WRITTEN INSTRUCTION -> Extract every line from the records below that contains the word "intérêt".
******************************
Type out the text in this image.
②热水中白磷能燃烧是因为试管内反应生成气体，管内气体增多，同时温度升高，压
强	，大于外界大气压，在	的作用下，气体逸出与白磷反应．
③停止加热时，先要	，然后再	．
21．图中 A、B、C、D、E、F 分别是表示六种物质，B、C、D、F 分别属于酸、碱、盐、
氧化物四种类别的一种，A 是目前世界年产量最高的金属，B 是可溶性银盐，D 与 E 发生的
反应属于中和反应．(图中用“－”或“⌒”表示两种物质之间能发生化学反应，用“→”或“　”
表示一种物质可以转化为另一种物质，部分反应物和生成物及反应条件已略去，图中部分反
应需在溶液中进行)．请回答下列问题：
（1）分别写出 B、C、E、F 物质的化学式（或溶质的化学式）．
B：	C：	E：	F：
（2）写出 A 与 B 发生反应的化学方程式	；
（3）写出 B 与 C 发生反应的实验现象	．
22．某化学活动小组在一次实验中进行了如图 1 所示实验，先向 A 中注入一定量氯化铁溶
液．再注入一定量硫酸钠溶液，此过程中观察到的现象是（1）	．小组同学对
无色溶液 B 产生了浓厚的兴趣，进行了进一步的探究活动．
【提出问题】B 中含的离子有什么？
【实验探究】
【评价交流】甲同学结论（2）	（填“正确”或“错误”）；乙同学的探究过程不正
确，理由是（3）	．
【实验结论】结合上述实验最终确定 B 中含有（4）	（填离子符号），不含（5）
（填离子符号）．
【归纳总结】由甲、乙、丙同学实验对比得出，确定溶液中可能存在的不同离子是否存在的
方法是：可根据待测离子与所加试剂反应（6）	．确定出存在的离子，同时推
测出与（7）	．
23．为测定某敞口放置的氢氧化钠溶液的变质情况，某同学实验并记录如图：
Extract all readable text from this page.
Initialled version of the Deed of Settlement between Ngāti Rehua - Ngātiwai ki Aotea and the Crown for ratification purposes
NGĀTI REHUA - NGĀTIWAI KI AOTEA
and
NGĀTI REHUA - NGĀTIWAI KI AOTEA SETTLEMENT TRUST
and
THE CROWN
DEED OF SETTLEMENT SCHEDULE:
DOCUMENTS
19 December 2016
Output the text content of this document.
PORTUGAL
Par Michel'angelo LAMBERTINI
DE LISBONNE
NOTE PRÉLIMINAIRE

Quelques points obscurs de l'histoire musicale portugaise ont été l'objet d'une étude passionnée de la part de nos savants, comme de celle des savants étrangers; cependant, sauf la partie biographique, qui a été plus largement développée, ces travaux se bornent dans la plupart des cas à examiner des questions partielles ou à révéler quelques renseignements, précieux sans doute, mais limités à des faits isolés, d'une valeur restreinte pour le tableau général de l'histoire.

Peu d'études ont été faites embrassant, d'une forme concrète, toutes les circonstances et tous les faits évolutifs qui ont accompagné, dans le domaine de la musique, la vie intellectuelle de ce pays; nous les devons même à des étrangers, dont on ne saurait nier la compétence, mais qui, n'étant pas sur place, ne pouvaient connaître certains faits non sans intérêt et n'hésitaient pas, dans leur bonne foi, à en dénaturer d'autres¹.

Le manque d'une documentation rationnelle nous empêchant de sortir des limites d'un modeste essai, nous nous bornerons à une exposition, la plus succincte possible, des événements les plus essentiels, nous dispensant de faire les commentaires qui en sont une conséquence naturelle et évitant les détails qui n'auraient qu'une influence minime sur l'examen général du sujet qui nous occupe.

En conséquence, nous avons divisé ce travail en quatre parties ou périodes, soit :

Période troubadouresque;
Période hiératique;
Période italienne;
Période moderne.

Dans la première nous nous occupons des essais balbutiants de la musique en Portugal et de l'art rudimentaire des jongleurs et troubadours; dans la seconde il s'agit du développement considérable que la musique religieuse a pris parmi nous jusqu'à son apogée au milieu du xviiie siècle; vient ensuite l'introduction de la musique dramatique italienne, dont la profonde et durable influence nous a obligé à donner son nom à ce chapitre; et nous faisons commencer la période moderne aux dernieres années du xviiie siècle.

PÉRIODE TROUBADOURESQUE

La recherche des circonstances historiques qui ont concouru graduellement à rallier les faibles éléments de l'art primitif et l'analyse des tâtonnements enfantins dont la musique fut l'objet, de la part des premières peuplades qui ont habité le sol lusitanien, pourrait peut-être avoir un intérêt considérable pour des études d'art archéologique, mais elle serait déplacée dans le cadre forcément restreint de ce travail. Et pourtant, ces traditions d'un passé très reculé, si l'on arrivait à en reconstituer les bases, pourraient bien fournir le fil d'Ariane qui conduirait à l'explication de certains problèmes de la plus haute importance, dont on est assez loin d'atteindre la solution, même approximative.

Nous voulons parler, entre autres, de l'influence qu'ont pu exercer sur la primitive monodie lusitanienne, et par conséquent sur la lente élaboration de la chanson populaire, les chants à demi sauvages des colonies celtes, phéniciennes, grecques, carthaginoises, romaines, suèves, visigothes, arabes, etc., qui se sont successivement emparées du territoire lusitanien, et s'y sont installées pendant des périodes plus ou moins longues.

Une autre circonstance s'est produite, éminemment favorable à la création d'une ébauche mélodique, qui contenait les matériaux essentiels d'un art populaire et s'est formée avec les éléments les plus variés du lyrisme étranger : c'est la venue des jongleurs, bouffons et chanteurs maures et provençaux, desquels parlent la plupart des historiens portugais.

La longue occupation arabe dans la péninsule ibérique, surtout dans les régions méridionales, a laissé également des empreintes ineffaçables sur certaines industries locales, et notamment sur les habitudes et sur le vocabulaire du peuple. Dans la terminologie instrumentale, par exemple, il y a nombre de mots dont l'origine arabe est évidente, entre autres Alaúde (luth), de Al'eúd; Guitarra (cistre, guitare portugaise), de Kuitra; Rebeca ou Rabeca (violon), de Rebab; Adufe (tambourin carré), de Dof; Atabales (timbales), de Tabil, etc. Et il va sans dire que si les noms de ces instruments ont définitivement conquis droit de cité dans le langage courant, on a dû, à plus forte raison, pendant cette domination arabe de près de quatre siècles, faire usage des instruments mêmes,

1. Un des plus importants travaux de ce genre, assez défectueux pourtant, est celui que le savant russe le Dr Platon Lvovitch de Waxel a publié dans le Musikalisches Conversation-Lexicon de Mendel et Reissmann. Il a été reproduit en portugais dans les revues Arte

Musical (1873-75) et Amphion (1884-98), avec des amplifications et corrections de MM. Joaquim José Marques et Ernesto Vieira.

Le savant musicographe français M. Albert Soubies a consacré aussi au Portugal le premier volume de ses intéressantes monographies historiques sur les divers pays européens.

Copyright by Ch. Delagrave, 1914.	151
******************************
CORRECT RESPONSE ->
Peu d'études ont été faites embrassant, d'une forme concrète, toutes les circonstances et tous les faits évolutifs qui ont accompagné, dans le domaine de la musique, la vie intellectuelle de ce pays; nous les devons même à des étrangers, dont on ne saurait nier la compétence, mais qui, n'étant pas sur place, ne pouvaient connaître certains faits non sans intérêt et n'hésitaient pas, dans leur bonne foi, à en dénaturer d'autres¹.
La recherche des circonstances historiques qui ont concouru graduellement à rallier les faibles éléments de l'art primitif et l'analyse des tâtonnements enfantins dont la musique fut l'objet, de la part des premières peuplades qui ont habité le sol lusitanien, pourrait peut-être avoir un intérêt considérable pour des études d'art archéologique, mais elle serait déplacée dans le cadre forcément restreint de ce travail. Et pourtant, ces traditions d'un passé très reculé, si l'on arrivait à en reconstituer les bases, pourraient bien fournir le fil d'Ariane qui conduirait à l'explication de certains problèmes de la plus haute importance, dont on est assez loin d'atteindre la solution, même approximative.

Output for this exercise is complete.